>>

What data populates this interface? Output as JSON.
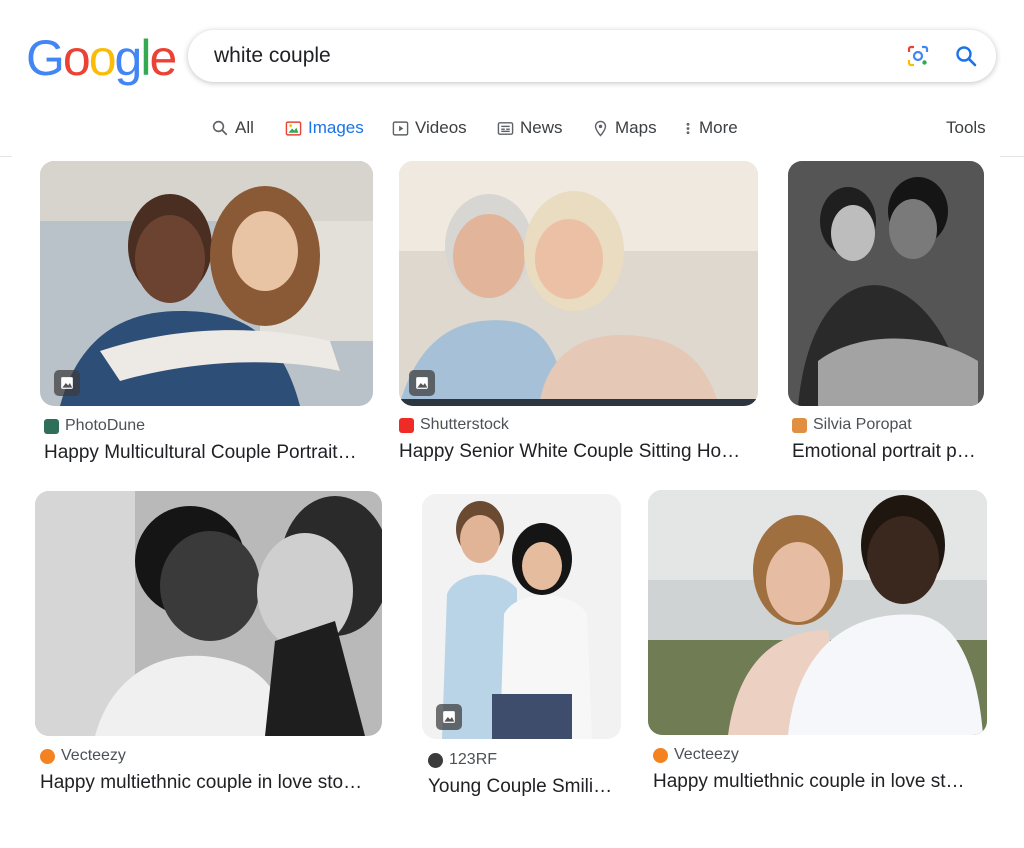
{
  "logo": {
    "letters": [
      "G",
      "o",
      "o",
      "g",
      "l",
      "e"
    ],
    "colors": [
      "#4285F4",
      "#EA4335",
      "#FBBC05",
      "#4285F4",
      "#34A853",
      "#EA4335"
    ]
  },
  "search": {
    "query": "white couple",
    "lens_icon": "google-lens-icon",
    "search_icon": "magnifier-icon"
  },
  "tabs": [
    {
      "label": "All",
      "icon": "search-icon",
      "active": false
    },
    {
      "label": "Images",
      "icon": "image-icon",
      "active": true
    },
    {
      "label": "Videos",
      "icon": "play-icon",
      "active": false
    },
    {
      "label": "News",
      "icon": "newspaper-icon",
      "active": false
    },
    {
      "label": "Maps",
      "icon": "map-pin-icon",
      "active": false
    },
    {
      "label": "More",
      "icon": "more-vertical-icon",
      "active": false
    }
  ],
  "tools_label": "Tools",
  "accent": "#1a73e8",
  "results": [
    {
      "source": "PhotoDune",
      "title": "Happy Multicultural Couple Portrait…",
      "favicon_color": "#2f6f5a"
    },
    {
      "source": "Shutterstock",
      "title": "Happy Senior White Couple Sitting Ho…",
      "favicon_color": "#ee2b24"
    },
    {
      "source": "Silvia Poropat",
      "title": "Emotional portrait p…",
      "favicon_color": "#e09040"
    },
    {
      "source": "Vecteezy",
      "title": "Happy multiethnic couple in love sto…",
      "favicon_color": "#f58220"
    },
    {
      "source": "123RF",
      "title": "Young Couple Smili…",
      "favicon_color": "#3b3b3b"
    },
    {
      "source": "Vecteezy",
      "title": "Happy multiethnic couple in love st…",
      "favicon_color": "#f58220"
    }
  ]
}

<<

== WRITTEN PROBLEM ==
Your job is to transcribe the entries above exactly; skip the pictures.

== COMPLETED TASK ==
What data populates this interface? Output as JSON.
{
  "logo": {
    "letters": [
      "G",
      "o",
      "o",
      "g",
      "l",
      "e"
    ],
    "colors": [
      "#4285F4",
      "#EA4335",
      "#FBBC05",
      "#4285F4",
      "#34A853",
      "#EA4335"
    ]
  },
  "search": {
    "query": "white couple",
    "lens_icon": "google-lens-icon",
    "search_icon": "magnifier-icon"
  },
  "tabs": [
    {
      "label": "All",
      "icon": "search-icon",
      "active": false
    },
    {
      "label": "Images",
      "icon": "image-icon",
      "active": true
    },
    {
      "label": "Videos",
      "icon": "play-icon",
      "active": false
    },
    {
      "label": "News",
      "icon": "newspaper-icon",
      "active": false
    },
    {
      "label": "Maps",
      "icon": "map-pin-icon",
      "active": false
    },
    {
      "label": "More",
      "icon": "more-vertical-icon",
      "active": false
    }
  ],
  "tools_label": "Tools",
  "accent": "#1a73e8",
  "results": [
    {
      "source": "PhotoDune",
      "title": "Happy Multicultural Couple Portrait…",
      "favicon_color": "#2f6f5a"
    },
    {
      "source": "Shutterstock",
      "title": "Happy Senior White Couple Sitting Ho…",
      "favicon_color": "#ee2b24"
    },
    {
      "source": "Silvia Poropat",
      "title": "Emotional portrait p…",
      "favicon_color": "#e09040"
    },
    {
      "source": "Vecteezy",
      "title": "Happy multiethnic couple in love sto…",
      "favicon_color": "#f58220"
    },
    {
      "source": "123RF",
      "title": "Young Couple Smili…",
      "favicon_color": "#3b3b3b"
    },
    {
      "source": "Vecteezy",
      "title": "Happy multiethnic couple in love st…",
      "favicon_color": "#f58220"
    }
  ]
}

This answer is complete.